INPUT
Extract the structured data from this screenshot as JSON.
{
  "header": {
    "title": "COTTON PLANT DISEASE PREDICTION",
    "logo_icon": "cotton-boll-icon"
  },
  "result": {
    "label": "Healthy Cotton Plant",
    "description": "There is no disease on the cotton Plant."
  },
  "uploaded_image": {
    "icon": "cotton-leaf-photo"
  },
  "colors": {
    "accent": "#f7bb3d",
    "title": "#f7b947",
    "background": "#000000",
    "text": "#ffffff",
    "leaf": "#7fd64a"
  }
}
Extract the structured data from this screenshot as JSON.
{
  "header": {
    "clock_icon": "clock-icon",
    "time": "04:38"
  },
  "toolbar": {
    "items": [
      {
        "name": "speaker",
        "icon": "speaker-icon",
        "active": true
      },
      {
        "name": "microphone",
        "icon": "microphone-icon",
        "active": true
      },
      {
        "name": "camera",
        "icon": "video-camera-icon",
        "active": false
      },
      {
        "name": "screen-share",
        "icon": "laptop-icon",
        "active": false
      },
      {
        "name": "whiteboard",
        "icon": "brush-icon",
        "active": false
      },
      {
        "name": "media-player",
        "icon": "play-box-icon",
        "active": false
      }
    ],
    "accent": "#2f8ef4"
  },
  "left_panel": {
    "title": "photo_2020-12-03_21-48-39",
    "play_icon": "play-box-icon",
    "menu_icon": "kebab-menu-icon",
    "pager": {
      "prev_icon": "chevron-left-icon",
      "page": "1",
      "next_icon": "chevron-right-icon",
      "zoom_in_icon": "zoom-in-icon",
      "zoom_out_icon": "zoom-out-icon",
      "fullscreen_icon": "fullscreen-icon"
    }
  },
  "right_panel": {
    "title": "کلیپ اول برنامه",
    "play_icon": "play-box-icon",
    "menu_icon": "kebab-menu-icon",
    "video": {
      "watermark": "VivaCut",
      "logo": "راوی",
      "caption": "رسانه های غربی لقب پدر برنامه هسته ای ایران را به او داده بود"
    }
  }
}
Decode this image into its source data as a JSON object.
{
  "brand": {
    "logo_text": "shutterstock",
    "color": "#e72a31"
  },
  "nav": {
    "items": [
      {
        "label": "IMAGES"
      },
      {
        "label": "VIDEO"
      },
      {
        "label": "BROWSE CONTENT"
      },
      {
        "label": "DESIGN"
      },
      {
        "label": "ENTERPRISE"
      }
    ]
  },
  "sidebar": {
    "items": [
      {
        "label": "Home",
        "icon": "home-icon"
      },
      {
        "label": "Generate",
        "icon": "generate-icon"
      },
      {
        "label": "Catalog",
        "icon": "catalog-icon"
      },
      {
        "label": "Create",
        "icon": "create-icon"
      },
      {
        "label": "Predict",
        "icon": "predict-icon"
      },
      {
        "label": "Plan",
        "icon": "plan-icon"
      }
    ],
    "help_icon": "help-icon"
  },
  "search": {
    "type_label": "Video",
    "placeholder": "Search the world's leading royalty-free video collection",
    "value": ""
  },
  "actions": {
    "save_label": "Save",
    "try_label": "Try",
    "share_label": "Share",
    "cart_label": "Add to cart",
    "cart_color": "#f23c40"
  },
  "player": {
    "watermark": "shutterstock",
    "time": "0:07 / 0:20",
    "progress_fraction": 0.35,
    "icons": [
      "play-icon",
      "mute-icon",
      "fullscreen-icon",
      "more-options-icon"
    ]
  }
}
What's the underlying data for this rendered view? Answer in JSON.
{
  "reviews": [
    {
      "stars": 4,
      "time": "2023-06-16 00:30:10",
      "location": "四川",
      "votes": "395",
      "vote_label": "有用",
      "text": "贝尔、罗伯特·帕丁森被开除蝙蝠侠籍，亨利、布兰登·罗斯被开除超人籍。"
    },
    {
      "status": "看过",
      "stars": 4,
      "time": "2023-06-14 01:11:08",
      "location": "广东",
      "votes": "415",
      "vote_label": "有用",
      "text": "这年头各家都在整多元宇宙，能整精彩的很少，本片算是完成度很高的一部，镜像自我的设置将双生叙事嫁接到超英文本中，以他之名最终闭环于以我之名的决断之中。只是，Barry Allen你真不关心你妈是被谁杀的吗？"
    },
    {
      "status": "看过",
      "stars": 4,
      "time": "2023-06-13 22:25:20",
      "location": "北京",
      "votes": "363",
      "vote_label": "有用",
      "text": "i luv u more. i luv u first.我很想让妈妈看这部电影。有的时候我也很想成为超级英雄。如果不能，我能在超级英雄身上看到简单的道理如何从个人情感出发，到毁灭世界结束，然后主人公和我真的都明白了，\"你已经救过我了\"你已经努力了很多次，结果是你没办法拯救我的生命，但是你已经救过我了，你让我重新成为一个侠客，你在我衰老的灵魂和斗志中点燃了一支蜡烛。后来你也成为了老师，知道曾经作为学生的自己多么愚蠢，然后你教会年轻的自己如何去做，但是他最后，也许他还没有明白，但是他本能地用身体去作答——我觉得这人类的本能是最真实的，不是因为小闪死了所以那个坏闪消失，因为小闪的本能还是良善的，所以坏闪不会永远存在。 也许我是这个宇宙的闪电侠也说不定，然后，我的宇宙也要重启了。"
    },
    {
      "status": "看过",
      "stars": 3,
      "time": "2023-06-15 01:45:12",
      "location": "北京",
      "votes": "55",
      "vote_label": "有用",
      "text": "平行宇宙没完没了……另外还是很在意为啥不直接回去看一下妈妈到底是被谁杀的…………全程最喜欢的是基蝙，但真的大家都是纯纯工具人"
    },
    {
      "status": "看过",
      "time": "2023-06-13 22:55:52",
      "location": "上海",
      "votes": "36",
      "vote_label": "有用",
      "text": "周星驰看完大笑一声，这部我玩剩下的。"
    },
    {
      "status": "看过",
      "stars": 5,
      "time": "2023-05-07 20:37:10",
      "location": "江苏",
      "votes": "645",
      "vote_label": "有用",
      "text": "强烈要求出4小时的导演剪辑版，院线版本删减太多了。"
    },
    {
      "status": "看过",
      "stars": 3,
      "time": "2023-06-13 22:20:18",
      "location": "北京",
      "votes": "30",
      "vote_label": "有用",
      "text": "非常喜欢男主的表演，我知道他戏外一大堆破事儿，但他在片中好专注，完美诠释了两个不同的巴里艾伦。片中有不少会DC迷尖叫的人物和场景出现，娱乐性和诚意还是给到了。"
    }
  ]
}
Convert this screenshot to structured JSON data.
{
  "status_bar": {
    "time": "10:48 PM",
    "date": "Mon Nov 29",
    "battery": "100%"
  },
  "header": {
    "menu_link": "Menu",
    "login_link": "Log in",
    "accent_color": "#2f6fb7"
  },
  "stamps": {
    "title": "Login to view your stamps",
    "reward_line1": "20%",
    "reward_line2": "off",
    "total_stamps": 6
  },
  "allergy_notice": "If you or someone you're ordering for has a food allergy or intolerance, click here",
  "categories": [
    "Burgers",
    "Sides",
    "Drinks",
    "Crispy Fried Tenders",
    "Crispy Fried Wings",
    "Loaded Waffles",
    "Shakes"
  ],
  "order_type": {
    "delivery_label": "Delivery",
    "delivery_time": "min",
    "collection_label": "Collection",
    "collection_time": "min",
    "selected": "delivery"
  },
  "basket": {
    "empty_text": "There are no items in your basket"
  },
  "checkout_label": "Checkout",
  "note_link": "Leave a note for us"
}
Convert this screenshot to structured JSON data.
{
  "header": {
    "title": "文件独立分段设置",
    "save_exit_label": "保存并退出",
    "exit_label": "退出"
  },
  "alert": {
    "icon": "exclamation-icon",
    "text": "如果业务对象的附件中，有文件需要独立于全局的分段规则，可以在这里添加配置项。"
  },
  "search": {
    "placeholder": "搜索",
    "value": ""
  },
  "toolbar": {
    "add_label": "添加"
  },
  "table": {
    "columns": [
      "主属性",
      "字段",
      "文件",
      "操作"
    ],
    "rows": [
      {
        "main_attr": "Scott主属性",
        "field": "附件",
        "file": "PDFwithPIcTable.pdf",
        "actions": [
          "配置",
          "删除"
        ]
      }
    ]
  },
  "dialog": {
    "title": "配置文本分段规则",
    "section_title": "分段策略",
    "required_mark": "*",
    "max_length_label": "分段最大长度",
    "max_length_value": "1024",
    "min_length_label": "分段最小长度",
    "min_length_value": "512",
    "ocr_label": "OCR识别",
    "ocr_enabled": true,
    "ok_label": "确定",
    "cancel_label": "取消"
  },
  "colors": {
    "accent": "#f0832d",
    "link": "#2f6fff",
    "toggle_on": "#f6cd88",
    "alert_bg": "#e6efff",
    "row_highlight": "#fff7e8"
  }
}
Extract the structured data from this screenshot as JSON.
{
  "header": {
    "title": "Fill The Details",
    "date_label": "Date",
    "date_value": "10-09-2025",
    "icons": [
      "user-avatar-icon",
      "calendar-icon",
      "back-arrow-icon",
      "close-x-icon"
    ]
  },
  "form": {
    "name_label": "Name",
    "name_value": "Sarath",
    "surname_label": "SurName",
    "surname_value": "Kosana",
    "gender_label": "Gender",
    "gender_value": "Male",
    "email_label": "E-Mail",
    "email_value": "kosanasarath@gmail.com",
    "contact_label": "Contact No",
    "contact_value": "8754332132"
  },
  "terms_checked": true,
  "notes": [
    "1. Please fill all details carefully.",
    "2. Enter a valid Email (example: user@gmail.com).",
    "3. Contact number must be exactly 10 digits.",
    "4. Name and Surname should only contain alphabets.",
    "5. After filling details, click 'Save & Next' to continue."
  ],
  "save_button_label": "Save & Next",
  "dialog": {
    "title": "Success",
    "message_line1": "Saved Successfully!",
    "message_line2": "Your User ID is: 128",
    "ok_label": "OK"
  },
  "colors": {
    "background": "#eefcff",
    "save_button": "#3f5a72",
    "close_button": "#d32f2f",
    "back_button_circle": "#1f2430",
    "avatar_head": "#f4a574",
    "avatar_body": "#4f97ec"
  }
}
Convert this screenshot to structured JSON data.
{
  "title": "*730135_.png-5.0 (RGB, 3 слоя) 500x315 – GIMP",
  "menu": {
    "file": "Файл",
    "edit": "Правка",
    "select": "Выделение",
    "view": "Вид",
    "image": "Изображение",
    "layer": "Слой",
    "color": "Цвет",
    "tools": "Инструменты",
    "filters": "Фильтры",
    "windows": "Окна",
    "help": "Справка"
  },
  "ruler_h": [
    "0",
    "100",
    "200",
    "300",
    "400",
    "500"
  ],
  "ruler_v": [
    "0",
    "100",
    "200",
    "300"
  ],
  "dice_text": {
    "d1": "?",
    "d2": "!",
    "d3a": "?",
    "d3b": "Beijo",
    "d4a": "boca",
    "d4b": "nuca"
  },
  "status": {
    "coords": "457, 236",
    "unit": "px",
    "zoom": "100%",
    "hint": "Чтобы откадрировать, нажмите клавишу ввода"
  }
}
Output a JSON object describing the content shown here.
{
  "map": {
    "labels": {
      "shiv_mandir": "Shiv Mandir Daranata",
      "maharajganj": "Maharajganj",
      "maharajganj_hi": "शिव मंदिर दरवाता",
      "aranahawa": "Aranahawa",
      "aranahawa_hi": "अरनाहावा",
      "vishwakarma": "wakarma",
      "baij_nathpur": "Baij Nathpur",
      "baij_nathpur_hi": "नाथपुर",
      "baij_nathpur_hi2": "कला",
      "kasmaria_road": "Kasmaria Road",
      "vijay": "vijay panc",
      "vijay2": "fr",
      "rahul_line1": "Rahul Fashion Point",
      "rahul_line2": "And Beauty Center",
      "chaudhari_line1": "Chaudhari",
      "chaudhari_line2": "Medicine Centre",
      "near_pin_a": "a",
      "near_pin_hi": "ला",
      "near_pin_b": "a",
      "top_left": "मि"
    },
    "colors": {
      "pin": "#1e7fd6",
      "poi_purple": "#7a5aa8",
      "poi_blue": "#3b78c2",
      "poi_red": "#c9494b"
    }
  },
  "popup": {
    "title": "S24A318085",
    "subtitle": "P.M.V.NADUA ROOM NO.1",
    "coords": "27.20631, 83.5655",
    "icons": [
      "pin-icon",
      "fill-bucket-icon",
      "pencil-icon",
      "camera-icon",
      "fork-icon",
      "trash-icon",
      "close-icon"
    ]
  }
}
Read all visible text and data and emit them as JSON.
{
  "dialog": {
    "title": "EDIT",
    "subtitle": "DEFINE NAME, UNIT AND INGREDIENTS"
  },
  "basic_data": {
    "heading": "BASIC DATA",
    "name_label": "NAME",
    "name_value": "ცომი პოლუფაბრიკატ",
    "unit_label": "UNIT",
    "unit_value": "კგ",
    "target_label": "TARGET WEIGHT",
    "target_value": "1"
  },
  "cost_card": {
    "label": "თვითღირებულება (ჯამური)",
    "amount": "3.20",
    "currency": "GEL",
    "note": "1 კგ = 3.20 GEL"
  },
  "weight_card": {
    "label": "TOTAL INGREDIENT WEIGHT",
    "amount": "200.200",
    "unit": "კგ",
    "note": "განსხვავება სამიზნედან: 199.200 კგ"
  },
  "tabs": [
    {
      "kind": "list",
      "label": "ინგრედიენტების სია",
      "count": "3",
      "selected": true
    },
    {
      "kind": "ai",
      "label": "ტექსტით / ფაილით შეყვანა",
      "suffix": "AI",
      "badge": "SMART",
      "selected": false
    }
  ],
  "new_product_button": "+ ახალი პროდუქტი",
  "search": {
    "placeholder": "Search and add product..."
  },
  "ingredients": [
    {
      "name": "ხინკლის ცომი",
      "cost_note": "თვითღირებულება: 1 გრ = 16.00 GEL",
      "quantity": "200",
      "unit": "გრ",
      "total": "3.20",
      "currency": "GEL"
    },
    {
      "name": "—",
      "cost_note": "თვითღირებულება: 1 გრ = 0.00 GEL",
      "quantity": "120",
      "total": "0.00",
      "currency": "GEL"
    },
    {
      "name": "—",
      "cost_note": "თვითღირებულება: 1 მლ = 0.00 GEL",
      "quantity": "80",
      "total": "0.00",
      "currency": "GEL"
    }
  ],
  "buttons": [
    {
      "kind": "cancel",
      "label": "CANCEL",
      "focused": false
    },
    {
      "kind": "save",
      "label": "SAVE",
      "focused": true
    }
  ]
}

WHAT YOU HAVE TO DO
Go through the records above and copy every line with the word "برنامه".

WORKED ANSWER
    "title": "کلیپ اول برنامه",
      "caption": "رسانه های غربی لقب پدر برنامه هسته ای ایران را به او داده بود"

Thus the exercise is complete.